◆ TASK MATERIAL ◆

----

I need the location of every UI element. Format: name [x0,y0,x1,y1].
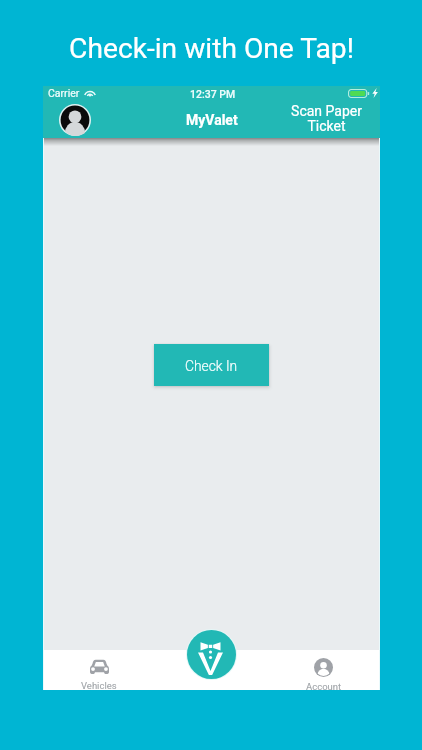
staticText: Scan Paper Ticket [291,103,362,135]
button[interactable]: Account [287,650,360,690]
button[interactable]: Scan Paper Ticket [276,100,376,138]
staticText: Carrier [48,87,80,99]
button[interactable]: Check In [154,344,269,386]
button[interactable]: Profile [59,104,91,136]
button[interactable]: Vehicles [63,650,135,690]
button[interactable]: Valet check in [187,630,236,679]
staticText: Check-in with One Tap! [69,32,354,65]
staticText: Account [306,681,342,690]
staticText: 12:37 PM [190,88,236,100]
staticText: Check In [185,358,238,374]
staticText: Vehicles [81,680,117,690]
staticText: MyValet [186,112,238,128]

----

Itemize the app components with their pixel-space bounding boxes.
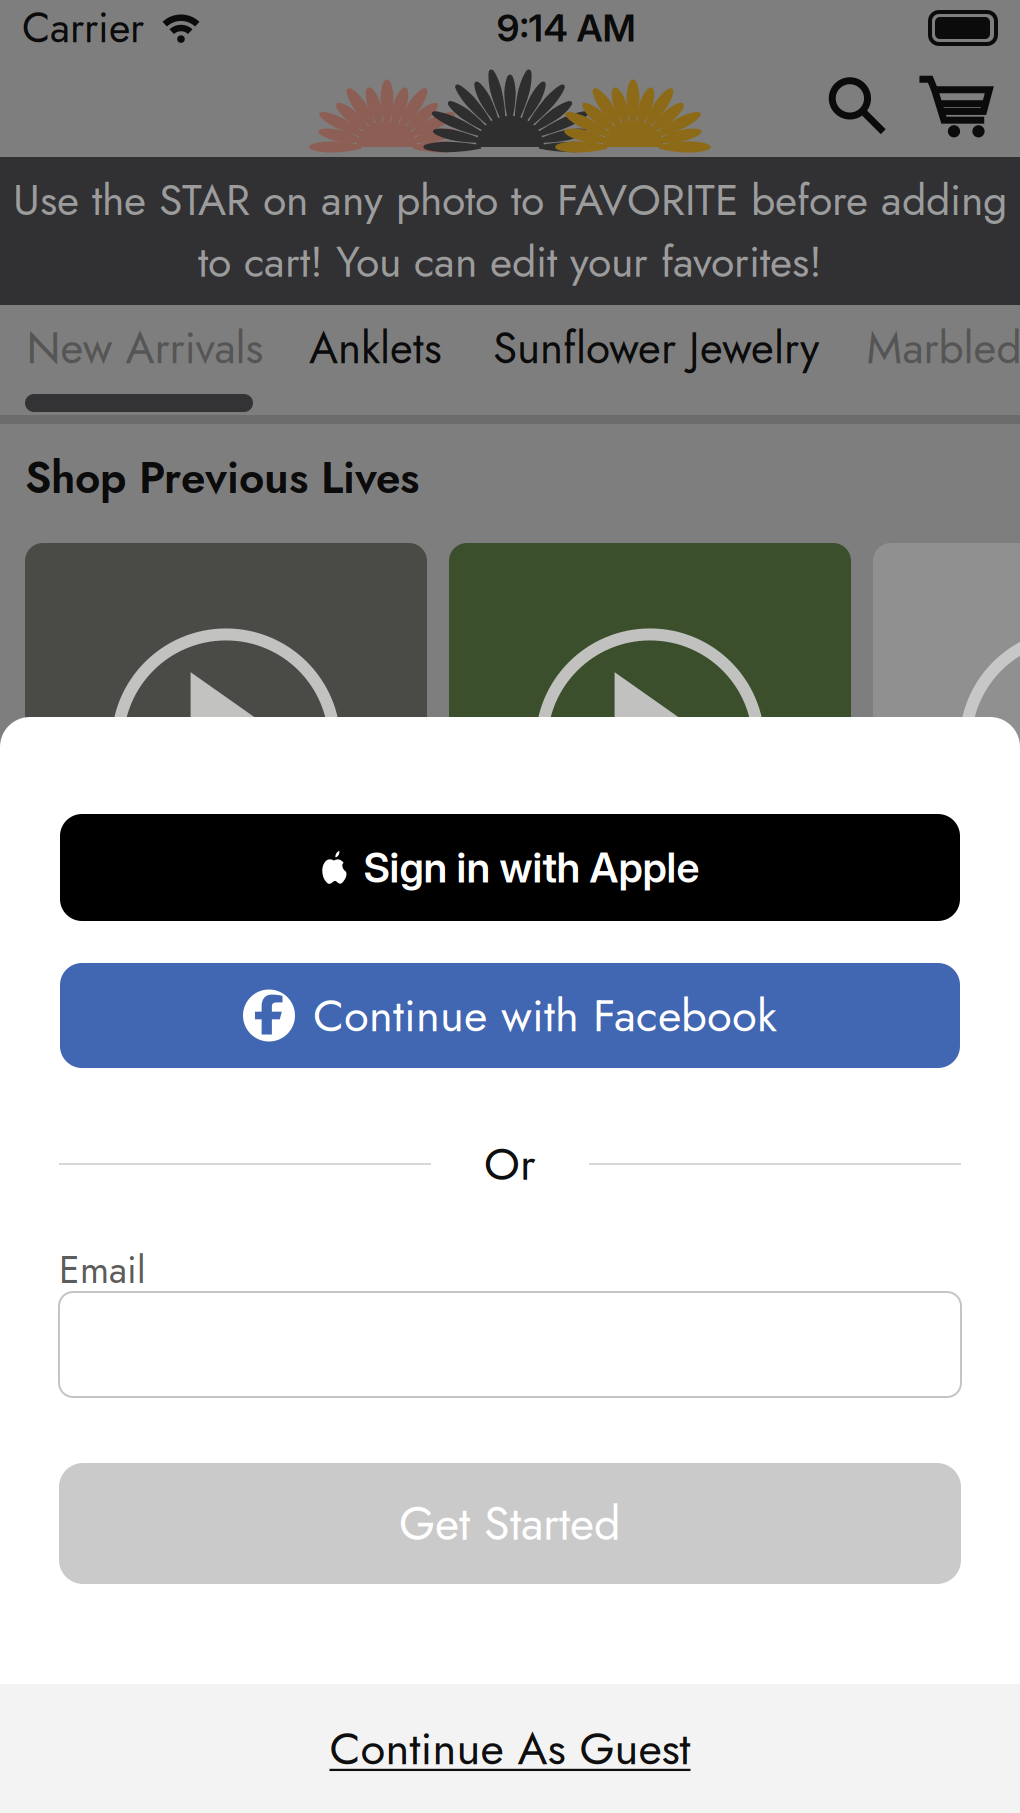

----

◆ EXERCISE DETAILS ◆
Revise the lines starting with the line containing "I need the location" and going on through the line containing "staticText: MyValet [186,112,238,128]", replacing "Vehicles" with "Cars" and leaving everything else unchanged. Omit the pictures from your answer.

◆ FINAL RESULT ◆
I need the location of every UI element. Format: name [x0,y0,x1,y1].
staticText: Scan Paper Ticket [291,103,362,135]
button[interactable]: Account [287,650,360,690]
button[interactable]: Scan Paper Ticket [276,100,376,138]
staticText: Carrier [48,87,80,99]
button[interactable]: Check In [154,344,269,386]
button[interactable]: Profile [59,104,91,136]
button[interactable]: Cars [63,650,135,690]
button[interactable]: Valet check in [187,630,236,679]
staticText: Check-in with One Tap! [69,32,354,65]
staticText: Account [306,681,342,690]
staticText: 12:37 PM [190,88,236,100]
staticText: Check In [185,358,238,374]
staticText: Cars [81,680,117,690]
staticText: MyValet [186,112,238,128]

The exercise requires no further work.